(Stored items)
<<<<

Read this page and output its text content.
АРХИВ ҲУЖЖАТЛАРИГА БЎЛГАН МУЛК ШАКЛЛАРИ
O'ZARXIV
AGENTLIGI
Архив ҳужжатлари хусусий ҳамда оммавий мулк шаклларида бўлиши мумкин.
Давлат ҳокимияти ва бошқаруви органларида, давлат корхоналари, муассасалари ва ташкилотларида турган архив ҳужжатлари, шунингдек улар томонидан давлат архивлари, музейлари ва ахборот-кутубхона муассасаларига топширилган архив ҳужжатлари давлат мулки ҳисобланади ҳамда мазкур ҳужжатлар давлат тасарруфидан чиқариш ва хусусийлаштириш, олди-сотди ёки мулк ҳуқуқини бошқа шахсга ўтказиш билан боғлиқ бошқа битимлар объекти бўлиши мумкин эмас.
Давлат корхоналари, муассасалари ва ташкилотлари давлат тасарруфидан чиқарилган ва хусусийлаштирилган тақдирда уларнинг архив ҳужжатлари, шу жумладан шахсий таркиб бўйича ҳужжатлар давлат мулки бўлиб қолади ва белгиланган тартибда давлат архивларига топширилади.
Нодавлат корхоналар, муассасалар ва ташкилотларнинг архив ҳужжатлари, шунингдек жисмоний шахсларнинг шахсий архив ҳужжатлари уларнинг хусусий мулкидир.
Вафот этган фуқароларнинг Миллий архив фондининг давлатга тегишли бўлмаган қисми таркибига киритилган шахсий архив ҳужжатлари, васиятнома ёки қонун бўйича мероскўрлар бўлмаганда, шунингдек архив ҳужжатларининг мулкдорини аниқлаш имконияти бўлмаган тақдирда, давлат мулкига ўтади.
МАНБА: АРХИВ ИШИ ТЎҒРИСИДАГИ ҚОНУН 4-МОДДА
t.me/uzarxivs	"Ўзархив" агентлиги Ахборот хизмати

>>>>

WHAT IS BEING ASKED
Copy all lines of the listing above that contain the string "уларнинг".

WRITTEN REPLY
Давлат корхоналари, муассасалари ва ташкилотлари давлат тасарруфидан чиқарилган ва хусусийлаштирилган тақдирда уларнинг архив ҳужжатлари, шу жумладан шахсий таркиб бўйича ҳужжатлар давлат мулки бўлиб қолади ва белгиланган тартибда давлат архивларига топширилади.
Нодавлат корхоналар, муассасалар ва ташкилотларнинг архив ҳужжатлари, шунингдек жисмоний шахсларнинг шахсий архив ҳужжатлари уларнинг хусусий мулкидир.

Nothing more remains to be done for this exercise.